# Teks yang Ditampilkan
Kamis 13 Feb 2020 10:16 WIB

Jatim Matangkan Metode Tabur Benih Atasi Hutan Kritis

Tingkat keberhasilan tabur benih dari udara tersebut berada di bawah 10 persen.

Rep: Dadang Kurnia/ Red: Agus Yulianto
Gubernur Jawa Timur Khofifah Indar Parawansa (kedua kanan), bersama Kepala BPBD Provinsi Jawa Timur Suban Wahyudiono (kanan), Dandim 0822 Bondowoso Letkol Inf Jadi (kedua kiri), meninjau lokasi banjir bandang di Desa Kalisat, Ijen, Bondowoso, Jawa Timur beberapa waktu lalu..
Foto: Antara/Seno
Gubernur Jawa Timur Khofifah Indar Parawansa (kedua kanan), bersama Kepala BPBD Provinsi Jawa Timur Suban Wahyudiono (kanan), Dandim 0822 Bondowoso Letkol Inf Jadi (kedua kiri), meninjau lokasi banjir bandang di Desa Kalisat, Ijen, Bondowoso, Jawa Timur beberapa waktu lalu..

REPUBLIKA.CO.ID, SURABAYA -- Banjir bandang yang menerjang Bondowoso dan Jember beberapa waktu lalu, disebut-sebut karena faktor kebakaran hutan yang melanda beberapa gunung di Jatim, pada 2019. Dampaknya, lahan menjadi kritis dan tidak dapat menangkap aliran air saat hujan.

Berdasarkan data Kementerian Lingkungan Hidup dan Kehutanan (KLHK), luas lahan yang terbakar di Jawa Timur sepanjang 2019 mencapai 23.655 hektare. Gubernur Jawa Timur Khofifah Indar Parawansa pun menyiapkan upaya tabur benih dari udara untuk mengatasi lahan kritis tersebut.

Kepala Dinas Kehutanan (Dishut) Jawa Timur Dewi Putriatni mengaku, hingga kini masih menyiapkan tabur benih itu dengan matang. Langkah penting yang dilakukan adalah menyiapkan tim teknis. Tim yang dibentuk nantinya akan menyesuaikan penerapan tabur biji dengan peta lahan kritis.

Karena, kata dia, upaya tersebut juga harus mengacu pada peta zonasi benih yang berisi tentang benih apa saja yang sesuai untuk zona tertentu. "Memang tidak bisa sembarangan. Jadi zonasi tertentu itu cocok untuk benih apa? Semua ada di peta zonasi itu," ujar Dewi di Surabaya, Kamis (13/2).

# Tugas yang Diberikan 1
Berdasarkan teks tentang tabur benih di Jawa Timur, jelaskan dalam satu sampai tiga kalimat mengapa tabur benih harus mengacu pada peta zonasi benih.
# Tugas yang Diberikan 2
Menurut data KLHK yang dikutip dalam teks tentang tabur benih di Jawa Timur, berapa luas lahan yang terbakar di Jawa Timur sepanjang 2019?
# Tugas yang Diberikan 3
Teruskan teks tentang tabur benih di Jawa Timur, dimulai sesudah kalimat terakhirnya.
Daftar sesudah teks tentang tabur benih di Jawa Timur ini sama sekali tidak berhubungan dengan teks tersebut.

# Data yang Disediakan

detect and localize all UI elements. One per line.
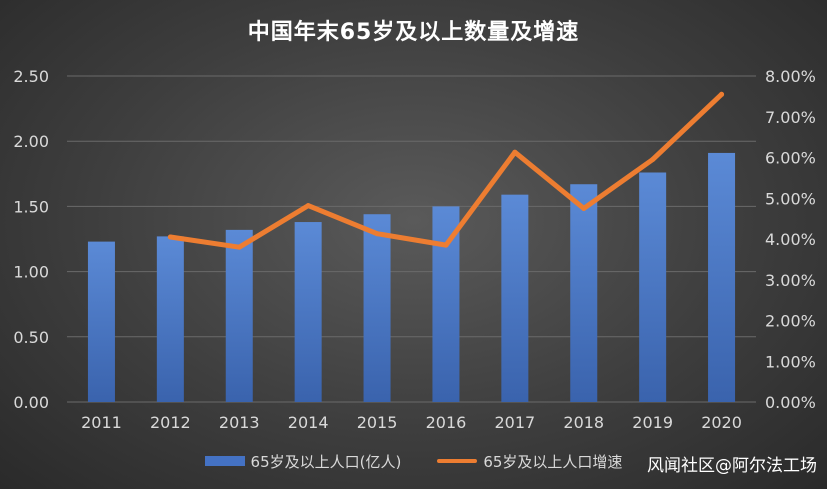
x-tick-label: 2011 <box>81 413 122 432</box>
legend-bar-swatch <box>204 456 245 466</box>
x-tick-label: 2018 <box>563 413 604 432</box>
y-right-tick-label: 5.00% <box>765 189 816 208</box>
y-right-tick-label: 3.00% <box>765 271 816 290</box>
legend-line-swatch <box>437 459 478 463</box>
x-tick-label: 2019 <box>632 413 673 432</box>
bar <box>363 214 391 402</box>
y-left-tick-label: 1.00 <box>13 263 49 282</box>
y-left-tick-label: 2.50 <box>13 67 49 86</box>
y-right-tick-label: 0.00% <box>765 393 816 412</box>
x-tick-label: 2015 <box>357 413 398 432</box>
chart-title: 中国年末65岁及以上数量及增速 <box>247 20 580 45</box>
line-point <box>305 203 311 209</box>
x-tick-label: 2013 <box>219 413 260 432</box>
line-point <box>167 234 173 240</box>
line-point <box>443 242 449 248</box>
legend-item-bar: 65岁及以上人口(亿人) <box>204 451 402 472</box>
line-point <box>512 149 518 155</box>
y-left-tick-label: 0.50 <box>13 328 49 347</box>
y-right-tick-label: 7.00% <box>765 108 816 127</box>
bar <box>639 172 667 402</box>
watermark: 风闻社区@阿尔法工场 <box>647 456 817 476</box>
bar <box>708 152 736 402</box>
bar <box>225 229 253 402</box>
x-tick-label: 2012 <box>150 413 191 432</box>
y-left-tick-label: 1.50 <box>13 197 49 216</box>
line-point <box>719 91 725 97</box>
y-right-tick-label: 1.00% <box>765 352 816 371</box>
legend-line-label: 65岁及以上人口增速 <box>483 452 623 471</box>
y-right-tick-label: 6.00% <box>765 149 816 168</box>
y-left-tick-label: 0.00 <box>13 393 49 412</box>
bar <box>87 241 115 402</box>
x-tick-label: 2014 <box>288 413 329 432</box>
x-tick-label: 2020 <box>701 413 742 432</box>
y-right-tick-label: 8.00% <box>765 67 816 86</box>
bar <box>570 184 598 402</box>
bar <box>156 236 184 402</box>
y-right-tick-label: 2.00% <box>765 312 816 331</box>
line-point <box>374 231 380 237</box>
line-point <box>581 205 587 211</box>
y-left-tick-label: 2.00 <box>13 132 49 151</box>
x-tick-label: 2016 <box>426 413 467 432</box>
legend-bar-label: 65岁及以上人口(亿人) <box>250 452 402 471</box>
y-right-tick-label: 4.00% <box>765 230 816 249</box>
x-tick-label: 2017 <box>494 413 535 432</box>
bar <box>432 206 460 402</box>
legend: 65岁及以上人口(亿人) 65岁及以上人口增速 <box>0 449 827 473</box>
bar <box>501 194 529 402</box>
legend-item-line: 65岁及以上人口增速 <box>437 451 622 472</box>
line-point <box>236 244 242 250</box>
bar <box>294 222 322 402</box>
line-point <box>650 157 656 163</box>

# Jawaban Tertulis 1
Tabur benih harus mengacu pada peta zonasi benih karena peta itu memuat keterangan tentang benih apa saja yang sesuai untuk zona tertentu. Menurut Dewi Putriatni, penaburan benih memang tidak bisa dilakukan sembarangan.

# Jawaban Tertulis 2
Luas lahan yang terbakar mencapai 23.655 hektare.

# Jawaban Tertulis 3
Dishut Jatim, kata Dewi, tengah mengelompokkan jenis tamaman sesuai kemampuan tumbuh diketinggian. Benih buni dan beringin misalnya yang mampu tumbuh di ketinggian 0-1.000 meter di atas permukaan laut (mdpl). Kemudian Makadamia yang bisa tumbuh di atas 0-1.100 mdpl, serta asam yang mampu bertahan pada 0-1.500 mdpl. 

"Semua tumbuhan itu perlu disemai terlebih dulu. Sebelum disemaikan, bijinya harus direndam air panas dulu, didinginkan, direndam lagi, didinginkan lagi, sampai cangkangnya pecah. Kalau cangkangnya pecah baru bisa disemai," kata Dewi.

Proses lain yang perlu dilewati adalah menguji daya kecambah masing-masing benih yang akan disemai. Karena, setiap benih memiliki daya daya kecambah atau ketahanan terhadap air dan sebagainya, yang berbeda. Artinya, harus ada standar yang diikuti agar upaya yang dilakukan tidak sia-sia.

"Itu harus diuji di lab, dan harus ada SNI yang diikuti. Supaya nanti ketika disemai, hasilnya bisa maksimal dan tidak sia-sia. Apalagi harga benih Makadamia itu relatif mahal," kata Dewi.

Dewi menegaskan, kecermatan perlakuan sebelum ditabur menjadi penting, untuk meningkatkan keberhasilan upaya tabur benih dari udara. Mengingat tingkat keberhasilan tabur benih dari udara tersebut berada di bawah 10 persen.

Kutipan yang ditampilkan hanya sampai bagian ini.